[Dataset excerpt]
____

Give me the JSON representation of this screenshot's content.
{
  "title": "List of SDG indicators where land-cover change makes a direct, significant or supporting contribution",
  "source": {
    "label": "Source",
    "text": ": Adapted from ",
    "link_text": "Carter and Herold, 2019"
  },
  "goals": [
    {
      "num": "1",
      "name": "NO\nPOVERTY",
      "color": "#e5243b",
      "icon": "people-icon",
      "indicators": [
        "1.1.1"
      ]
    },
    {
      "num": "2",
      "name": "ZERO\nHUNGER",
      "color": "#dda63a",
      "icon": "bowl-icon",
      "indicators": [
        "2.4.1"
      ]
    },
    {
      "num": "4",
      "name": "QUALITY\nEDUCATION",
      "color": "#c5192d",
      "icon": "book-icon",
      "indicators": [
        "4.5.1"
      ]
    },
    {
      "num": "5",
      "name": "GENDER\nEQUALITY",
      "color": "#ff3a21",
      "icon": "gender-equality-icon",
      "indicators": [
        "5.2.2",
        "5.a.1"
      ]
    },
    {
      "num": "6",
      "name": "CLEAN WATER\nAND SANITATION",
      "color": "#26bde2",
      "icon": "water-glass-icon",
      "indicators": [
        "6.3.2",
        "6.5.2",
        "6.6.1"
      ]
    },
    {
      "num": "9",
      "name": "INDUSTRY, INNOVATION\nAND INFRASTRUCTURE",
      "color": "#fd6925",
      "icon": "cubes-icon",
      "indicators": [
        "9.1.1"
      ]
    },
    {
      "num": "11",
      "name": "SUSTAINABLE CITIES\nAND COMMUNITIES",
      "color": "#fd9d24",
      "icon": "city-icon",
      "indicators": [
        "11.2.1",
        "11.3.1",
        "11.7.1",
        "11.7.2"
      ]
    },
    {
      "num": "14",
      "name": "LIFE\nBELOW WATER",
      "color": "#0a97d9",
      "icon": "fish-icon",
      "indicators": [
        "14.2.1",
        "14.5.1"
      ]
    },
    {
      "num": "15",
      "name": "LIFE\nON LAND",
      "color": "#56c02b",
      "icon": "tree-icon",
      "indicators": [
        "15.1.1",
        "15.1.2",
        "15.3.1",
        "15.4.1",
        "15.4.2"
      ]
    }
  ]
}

____

▸ **What you will do**
Write every line of the material above again, exactly.

▸ **Reply**
Give me the JSON representation of this screenshot's content.
{
  "title": "List of SDG indicators where land-cover change makes a direct, significant or supporting contribution",
  "source": {
    "label": "Source",
    "text": ": Adapted from ",
    "link_text": "Carter and Herold, 2019"
  },
  "goals": [
    {
      "num": "1",
      "name": "NO\nPOVERTY",
      "color": "#e5243b",
      "icon": "people-icon",
      "indicators": [
        "1.1.1"
      ]
    },
    {
      "num": "2",
      "name": "ZERO\nHUNGER",
      "color": "#dda63a",
      "icon": "bowl-icon",
      "indicators": [
        "2.4.1"
      ]
    },
    {
      "num": "4",
      "name": "QUALITY\nEDUCATION",
      "color": "#c5192d",
      "icon": "book-icon",
      "indicators": [
        "4.5.1"
      ]
    },
    {
      "num": "5",
      "name": "GENDER\nEQUALITY",
      "color": "#ff3a21",
      "icon": "gender-equality-icon",
      "indicators": [
        "5.2.2",
        "5.a.1"
      ]
    },
    {
      "num": "6",
      "name": "CLEAN WATER\nAND SANITATION",
      "color": "#26bde2",
      "icon": "water-glass-icon",
      "indicators": [
        "6.3.2",
        "6.5.2",
        "6.6.1"
      ]
    },
    {
      "num": "9",
      "name": "INDUSTRY, INNOVATION\nAND INFRASTRUCTURE",
      "color": "#fd6925",
      "icon": "cubes-icon",
      "indicators": [
        "9.1.1"
      ]
    },
    {
      "num": "11",
      "name": "SUSTAINABLE CITIES\nAND COMMUNITIES",
      "color": "#fd9d24",
      "icon": "city-icon",
      "indicators": [
        "11.2.1",
        "11.3.1",
        "11.7.1",
        "11.7.2"
      ]
    },
    {
      "num": "14",
      "name": "LIFE\nBELOW WATER",
      "color": "#0a97d9",
      "icon": "fish-icon",
      "indicators": [
        "14.2.1",
        "14.5.1"
      ]
    },
    {
      "num": "15",
      "name": "LIFE\nON LAND",
      "color": "#56c02b",
      "icon": "tree-icon",
      "indicators": [
        "15.1.1",
        "15.1.2",
        "15.3.1",
        "15.4.1",
        "15.4.2"
      ]
    }
  ]
}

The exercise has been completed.